[start of Data provided]

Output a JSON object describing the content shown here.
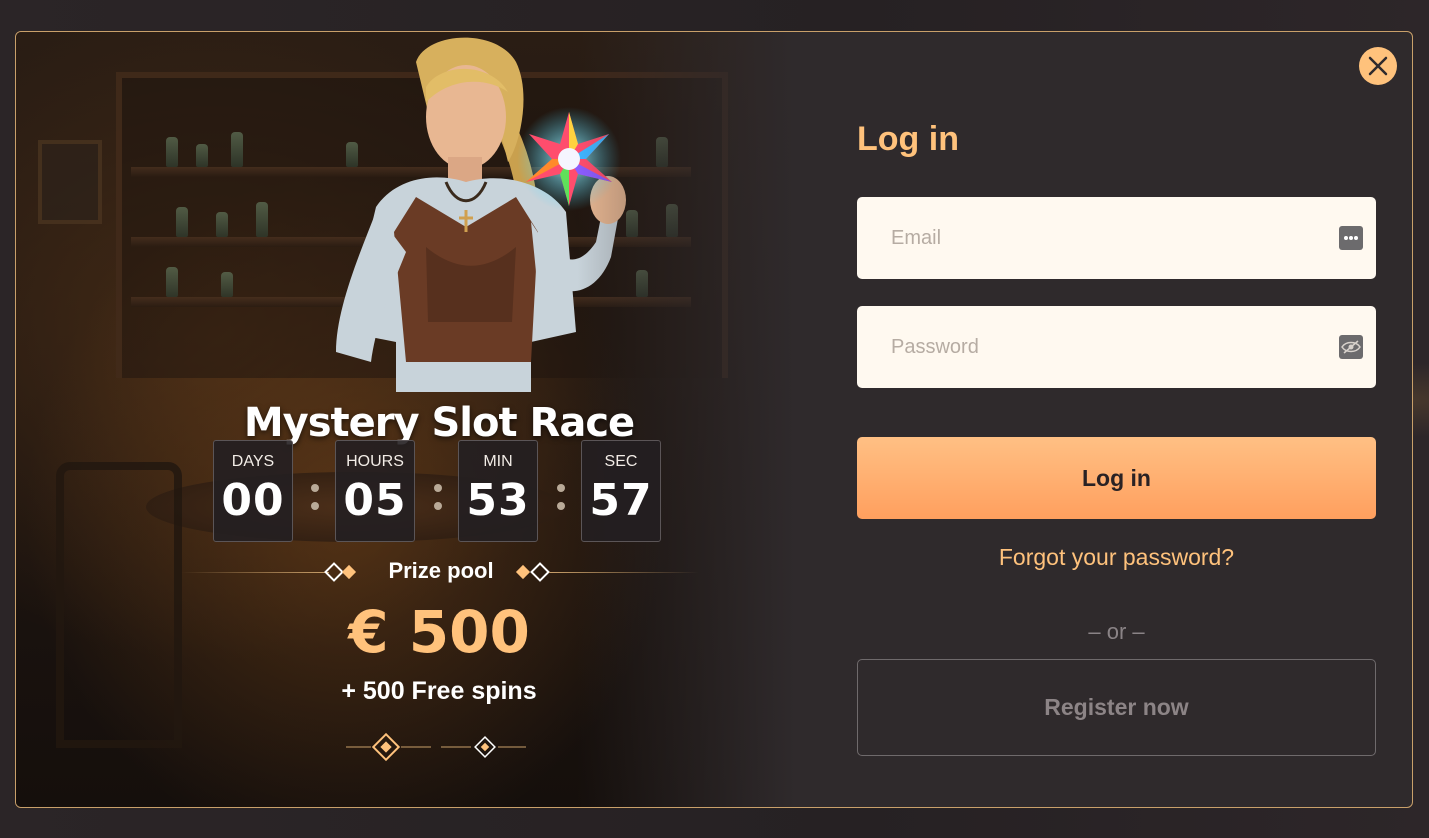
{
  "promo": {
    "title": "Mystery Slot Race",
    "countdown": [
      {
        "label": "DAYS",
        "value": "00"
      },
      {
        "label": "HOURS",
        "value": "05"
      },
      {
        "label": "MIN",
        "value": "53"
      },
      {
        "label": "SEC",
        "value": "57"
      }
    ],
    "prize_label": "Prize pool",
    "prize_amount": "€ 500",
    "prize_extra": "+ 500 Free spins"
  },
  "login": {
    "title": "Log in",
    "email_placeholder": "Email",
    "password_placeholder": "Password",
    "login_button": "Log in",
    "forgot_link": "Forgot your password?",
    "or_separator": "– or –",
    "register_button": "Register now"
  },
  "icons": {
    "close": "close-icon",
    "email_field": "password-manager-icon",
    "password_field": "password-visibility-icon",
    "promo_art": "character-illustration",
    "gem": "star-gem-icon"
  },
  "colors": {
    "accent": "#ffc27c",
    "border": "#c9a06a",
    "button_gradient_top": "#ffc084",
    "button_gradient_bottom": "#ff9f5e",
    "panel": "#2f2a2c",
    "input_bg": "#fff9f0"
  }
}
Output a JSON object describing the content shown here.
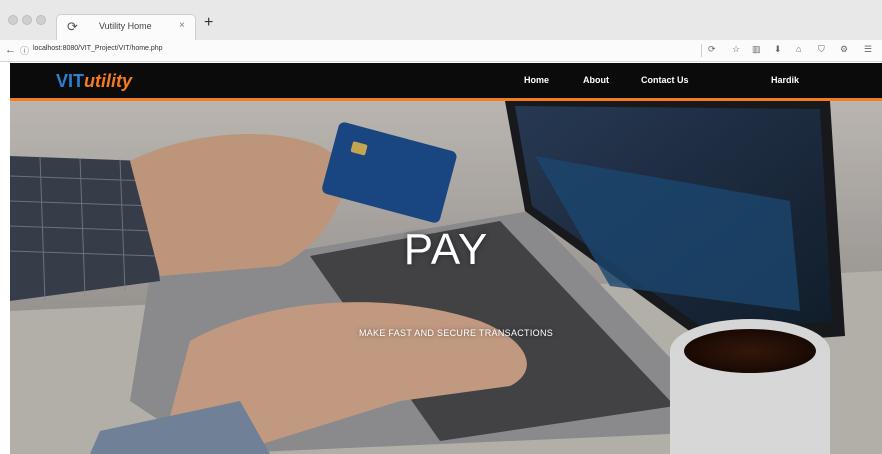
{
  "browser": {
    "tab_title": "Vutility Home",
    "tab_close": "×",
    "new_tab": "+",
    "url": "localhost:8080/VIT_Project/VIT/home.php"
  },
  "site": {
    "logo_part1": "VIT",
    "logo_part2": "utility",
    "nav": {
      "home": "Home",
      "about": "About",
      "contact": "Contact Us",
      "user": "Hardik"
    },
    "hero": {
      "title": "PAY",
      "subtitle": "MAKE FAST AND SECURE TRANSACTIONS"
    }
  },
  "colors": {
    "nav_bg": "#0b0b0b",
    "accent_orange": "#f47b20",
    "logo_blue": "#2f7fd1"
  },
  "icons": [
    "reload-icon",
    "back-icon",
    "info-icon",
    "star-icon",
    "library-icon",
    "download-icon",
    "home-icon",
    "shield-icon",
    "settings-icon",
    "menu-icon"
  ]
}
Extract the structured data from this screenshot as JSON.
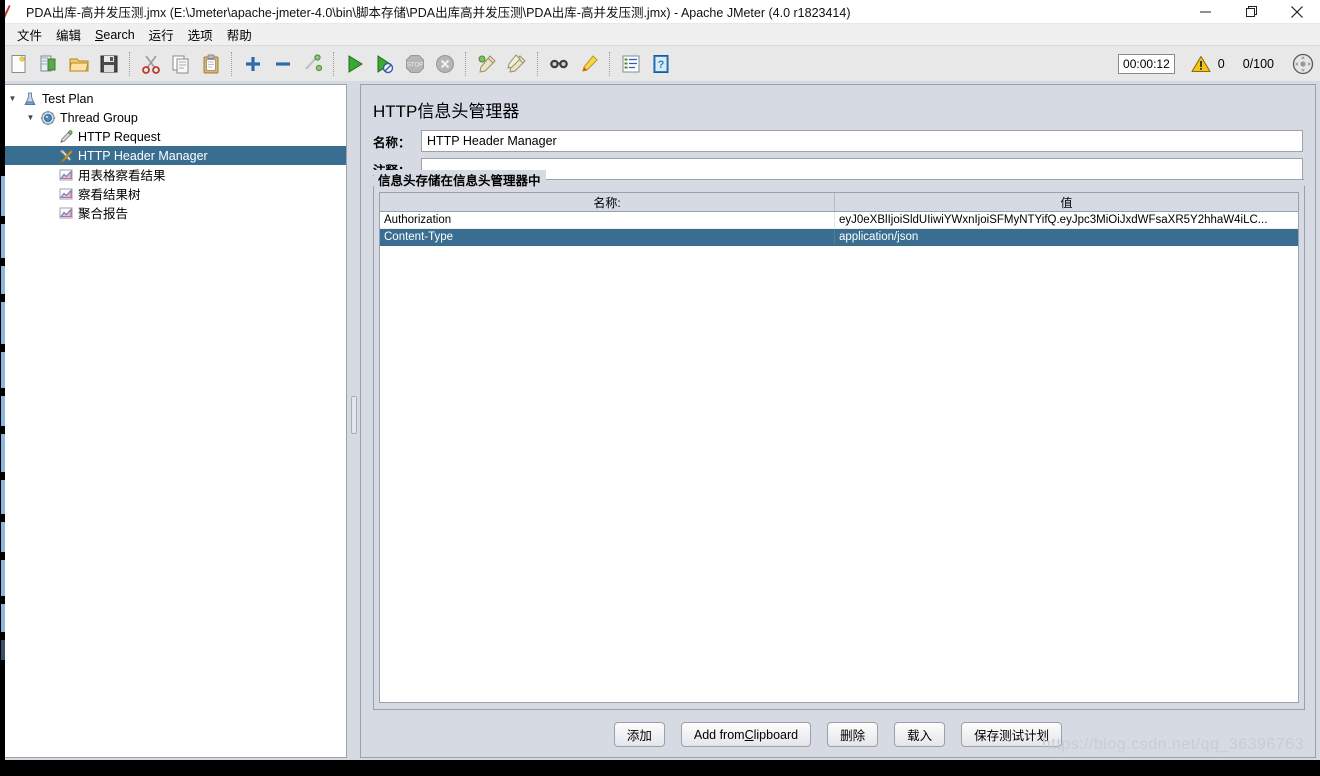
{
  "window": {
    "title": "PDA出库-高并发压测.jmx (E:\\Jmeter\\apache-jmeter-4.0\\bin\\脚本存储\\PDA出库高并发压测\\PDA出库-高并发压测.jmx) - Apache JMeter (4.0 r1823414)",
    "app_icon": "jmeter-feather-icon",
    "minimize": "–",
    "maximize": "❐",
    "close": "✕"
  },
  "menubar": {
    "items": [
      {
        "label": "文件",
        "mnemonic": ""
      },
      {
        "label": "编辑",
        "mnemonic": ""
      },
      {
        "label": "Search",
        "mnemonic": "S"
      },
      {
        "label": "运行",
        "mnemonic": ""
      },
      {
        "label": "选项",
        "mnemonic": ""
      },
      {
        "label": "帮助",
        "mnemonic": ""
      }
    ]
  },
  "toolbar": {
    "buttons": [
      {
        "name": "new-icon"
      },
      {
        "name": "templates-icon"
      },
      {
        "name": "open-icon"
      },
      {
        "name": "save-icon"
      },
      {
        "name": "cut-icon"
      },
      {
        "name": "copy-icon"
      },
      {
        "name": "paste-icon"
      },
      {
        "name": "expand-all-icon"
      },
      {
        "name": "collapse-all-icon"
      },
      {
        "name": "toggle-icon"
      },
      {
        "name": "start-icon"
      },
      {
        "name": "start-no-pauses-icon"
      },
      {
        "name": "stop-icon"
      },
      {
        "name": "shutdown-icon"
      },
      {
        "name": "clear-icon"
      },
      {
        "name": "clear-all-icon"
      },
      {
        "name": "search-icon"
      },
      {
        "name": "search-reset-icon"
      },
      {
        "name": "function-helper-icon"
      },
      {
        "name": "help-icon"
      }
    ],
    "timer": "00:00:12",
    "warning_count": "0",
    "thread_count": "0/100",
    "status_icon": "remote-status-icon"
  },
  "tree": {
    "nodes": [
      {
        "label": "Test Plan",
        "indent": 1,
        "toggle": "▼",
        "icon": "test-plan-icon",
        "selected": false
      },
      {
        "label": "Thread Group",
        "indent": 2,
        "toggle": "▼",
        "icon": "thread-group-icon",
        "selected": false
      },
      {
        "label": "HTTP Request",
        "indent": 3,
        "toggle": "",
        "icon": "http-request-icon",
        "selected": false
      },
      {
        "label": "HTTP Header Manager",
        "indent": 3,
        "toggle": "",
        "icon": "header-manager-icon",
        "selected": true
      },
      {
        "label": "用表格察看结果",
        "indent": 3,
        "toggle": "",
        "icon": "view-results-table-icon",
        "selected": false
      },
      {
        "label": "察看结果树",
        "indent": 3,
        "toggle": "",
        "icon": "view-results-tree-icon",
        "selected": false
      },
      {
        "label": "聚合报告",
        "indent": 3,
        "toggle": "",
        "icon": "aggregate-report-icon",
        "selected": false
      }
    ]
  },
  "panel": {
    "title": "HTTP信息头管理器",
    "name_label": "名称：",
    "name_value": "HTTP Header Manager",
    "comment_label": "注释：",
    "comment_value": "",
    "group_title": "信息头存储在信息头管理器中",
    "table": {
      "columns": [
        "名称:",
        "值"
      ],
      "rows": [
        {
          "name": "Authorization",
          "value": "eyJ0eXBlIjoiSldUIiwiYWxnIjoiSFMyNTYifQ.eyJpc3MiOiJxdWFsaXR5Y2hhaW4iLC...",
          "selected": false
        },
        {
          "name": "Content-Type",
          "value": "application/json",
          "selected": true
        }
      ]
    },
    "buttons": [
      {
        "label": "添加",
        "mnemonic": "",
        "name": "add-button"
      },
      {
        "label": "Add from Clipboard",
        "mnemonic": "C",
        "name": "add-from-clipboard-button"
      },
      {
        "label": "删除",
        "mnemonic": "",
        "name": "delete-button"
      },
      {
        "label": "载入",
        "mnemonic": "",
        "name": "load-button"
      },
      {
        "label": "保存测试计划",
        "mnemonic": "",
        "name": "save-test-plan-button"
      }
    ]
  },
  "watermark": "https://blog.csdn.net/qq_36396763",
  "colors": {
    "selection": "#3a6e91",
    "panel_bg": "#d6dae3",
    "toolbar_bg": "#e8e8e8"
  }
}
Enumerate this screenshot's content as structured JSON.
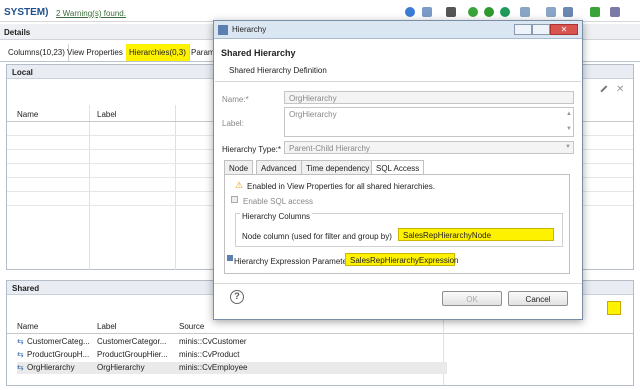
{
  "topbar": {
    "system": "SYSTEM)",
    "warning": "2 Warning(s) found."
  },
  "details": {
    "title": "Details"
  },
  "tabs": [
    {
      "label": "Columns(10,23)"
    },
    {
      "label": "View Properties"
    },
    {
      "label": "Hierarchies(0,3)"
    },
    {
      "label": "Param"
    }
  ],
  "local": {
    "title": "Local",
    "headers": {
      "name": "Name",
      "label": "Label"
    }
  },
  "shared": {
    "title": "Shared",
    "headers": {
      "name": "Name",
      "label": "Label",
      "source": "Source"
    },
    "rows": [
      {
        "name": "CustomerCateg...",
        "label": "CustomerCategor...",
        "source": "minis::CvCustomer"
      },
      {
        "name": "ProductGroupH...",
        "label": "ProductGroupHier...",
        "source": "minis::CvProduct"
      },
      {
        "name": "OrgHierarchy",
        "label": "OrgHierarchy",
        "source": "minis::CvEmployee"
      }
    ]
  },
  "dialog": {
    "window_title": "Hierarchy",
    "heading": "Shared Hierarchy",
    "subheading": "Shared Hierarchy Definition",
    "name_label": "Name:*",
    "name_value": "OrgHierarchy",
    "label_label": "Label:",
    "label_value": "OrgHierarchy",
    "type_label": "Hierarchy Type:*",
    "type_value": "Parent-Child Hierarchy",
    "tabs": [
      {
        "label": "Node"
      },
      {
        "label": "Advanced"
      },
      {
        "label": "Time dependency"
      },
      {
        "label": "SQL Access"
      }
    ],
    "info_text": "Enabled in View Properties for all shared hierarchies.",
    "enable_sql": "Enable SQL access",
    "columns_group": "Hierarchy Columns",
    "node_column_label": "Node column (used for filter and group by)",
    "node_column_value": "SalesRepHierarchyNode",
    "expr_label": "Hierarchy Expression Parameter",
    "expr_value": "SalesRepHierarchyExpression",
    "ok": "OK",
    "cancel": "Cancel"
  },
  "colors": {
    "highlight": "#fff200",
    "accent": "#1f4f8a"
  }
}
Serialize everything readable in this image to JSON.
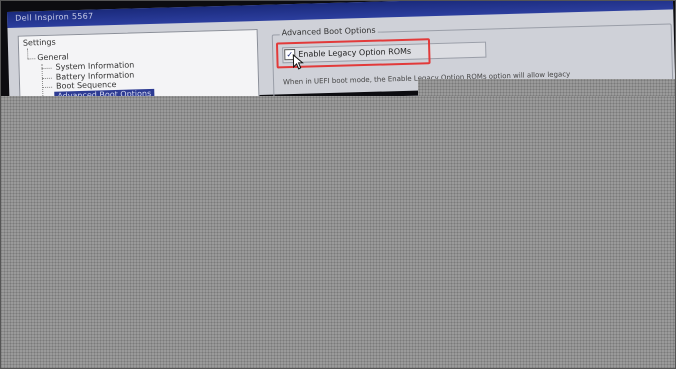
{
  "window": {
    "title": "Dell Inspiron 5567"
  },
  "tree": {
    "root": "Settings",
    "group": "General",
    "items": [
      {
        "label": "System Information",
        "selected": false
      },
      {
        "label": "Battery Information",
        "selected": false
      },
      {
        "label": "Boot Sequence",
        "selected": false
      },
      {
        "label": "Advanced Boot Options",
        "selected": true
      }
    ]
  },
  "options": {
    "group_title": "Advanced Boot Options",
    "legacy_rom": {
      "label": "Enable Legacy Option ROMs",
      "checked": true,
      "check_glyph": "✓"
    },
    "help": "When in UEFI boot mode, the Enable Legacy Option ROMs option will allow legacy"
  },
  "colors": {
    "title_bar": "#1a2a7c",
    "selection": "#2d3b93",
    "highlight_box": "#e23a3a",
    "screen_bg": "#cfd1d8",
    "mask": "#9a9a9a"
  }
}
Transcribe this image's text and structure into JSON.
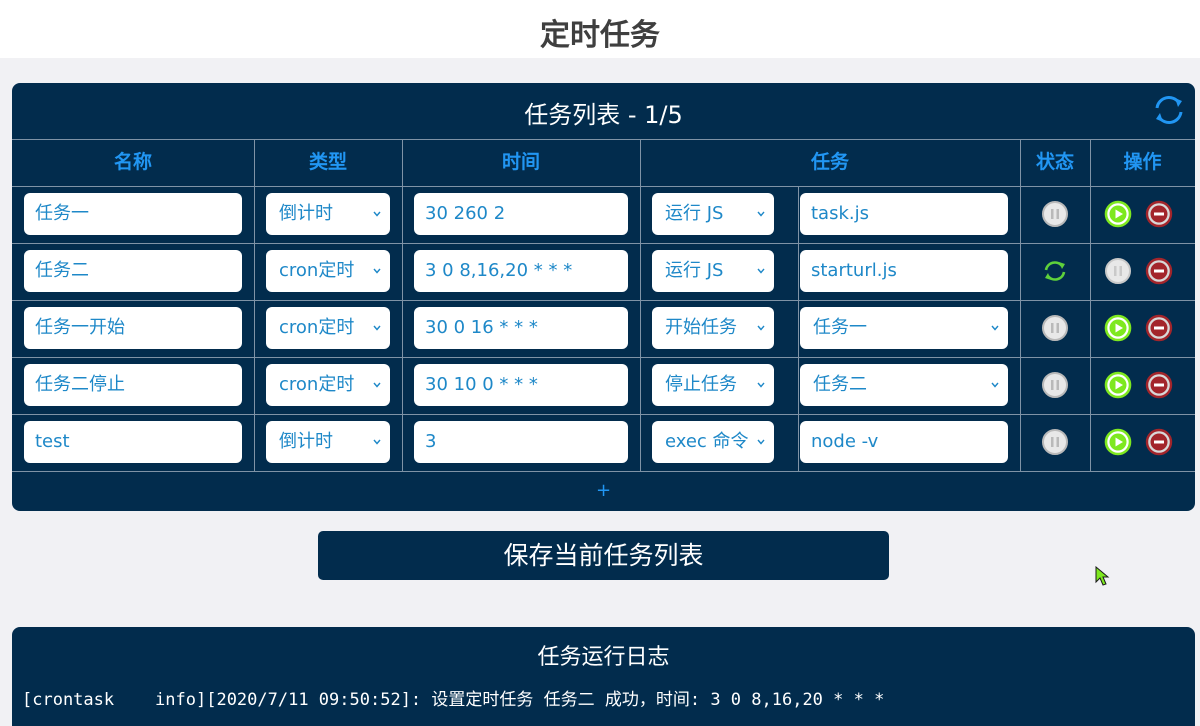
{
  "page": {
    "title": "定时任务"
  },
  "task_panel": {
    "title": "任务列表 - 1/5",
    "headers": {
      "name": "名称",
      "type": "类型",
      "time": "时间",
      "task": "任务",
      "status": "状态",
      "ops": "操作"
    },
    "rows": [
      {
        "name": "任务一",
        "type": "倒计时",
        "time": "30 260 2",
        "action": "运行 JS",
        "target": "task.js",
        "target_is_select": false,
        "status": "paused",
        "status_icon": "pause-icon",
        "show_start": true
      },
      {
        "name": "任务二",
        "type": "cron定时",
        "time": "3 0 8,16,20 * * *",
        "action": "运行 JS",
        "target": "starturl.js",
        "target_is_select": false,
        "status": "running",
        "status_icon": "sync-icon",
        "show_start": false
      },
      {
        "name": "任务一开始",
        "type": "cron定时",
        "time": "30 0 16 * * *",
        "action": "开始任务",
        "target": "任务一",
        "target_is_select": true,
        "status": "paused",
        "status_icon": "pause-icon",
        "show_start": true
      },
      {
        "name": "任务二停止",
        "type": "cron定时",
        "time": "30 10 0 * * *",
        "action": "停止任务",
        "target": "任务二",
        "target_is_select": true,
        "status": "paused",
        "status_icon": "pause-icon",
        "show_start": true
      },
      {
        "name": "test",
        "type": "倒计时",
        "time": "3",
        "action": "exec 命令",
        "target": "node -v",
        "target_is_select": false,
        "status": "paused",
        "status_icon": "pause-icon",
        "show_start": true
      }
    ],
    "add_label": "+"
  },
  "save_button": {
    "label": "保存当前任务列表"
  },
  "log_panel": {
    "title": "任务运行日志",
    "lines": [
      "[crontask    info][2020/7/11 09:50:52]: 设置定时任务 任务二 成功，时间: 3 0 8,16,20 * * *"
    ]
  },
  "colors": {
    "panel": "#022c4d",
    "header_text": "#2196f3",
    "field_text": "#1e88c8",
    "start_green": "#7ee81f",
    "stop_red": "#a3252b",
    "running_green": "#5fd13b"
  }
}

[end of Data provided]

▸ **Work to complete**:
List each line of the records that holds the string "structured".

▸ **Response**:
Extract the structured data from this screenshot as JSON.
Enumerate this screenshot's content as structured JSON.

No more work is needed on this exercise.